[THE PROBLEM] In the review of Medium, give the passage again with "fascinating" substituted by "intriguing", beginning at the words "The structure of" and stopping after "Carson, and others.".

Medium

By Johanna Skibsrud

In the preface to her fourth poetry collection, Medium, Johanna Skibsrud states the book was inspired by “the powerful women whose bodies, minds, and spirits have acted as conduits of knowledge and intuition; as points of convergence for the past, present, and the future.” She hopes the poems

might lend shape to those aspects of experience we presume to be “unknowable,” “unspeakable,” or prohibitively “other,” so that even distance and difference might be encountered not as a breach but as a connective element: one that joins us to one another, as well as to what we don’t, and perhaps can never, understand.

The structure of Medium is fascinating, as each poem is preceded by a short biographical note after the medieval Vidas (short prose texts about the lives of troubadours that comment on their work). Skibsrud skillfully weaves these narrative notes with lyrical persona poems that act as mediums themselves, giving voice to women like Marie Curie, Clytemnestra, Sojourner Truth, Rachel Carson, and others.

[DATA LINES]
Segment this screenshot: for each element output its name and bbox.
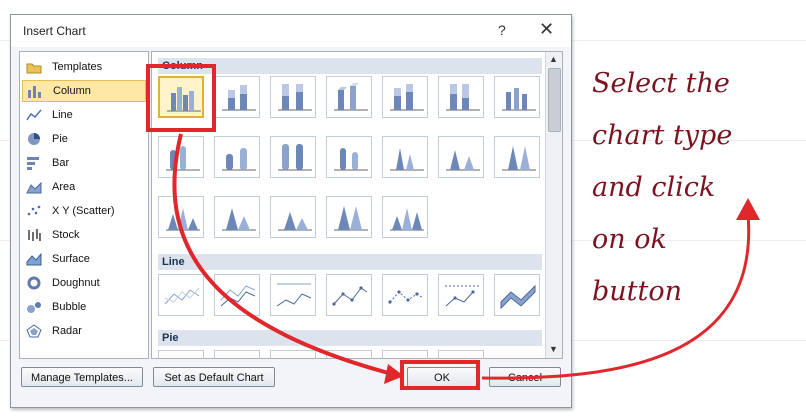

[REPLY TO THE TASK]
The structure of Medium is intriguing, as each poem is preceded by a short biographical note after the medieval Vidas (short prose texts about the lives of troubadours that comment on their work). Skibsrud skillfully weaves these narrative notes with lyrical persona poems that act as mediums themselves, giving voice to women like Marie Curie, Clytemnestra, Sojourner Truth, Rachel Carson, and others.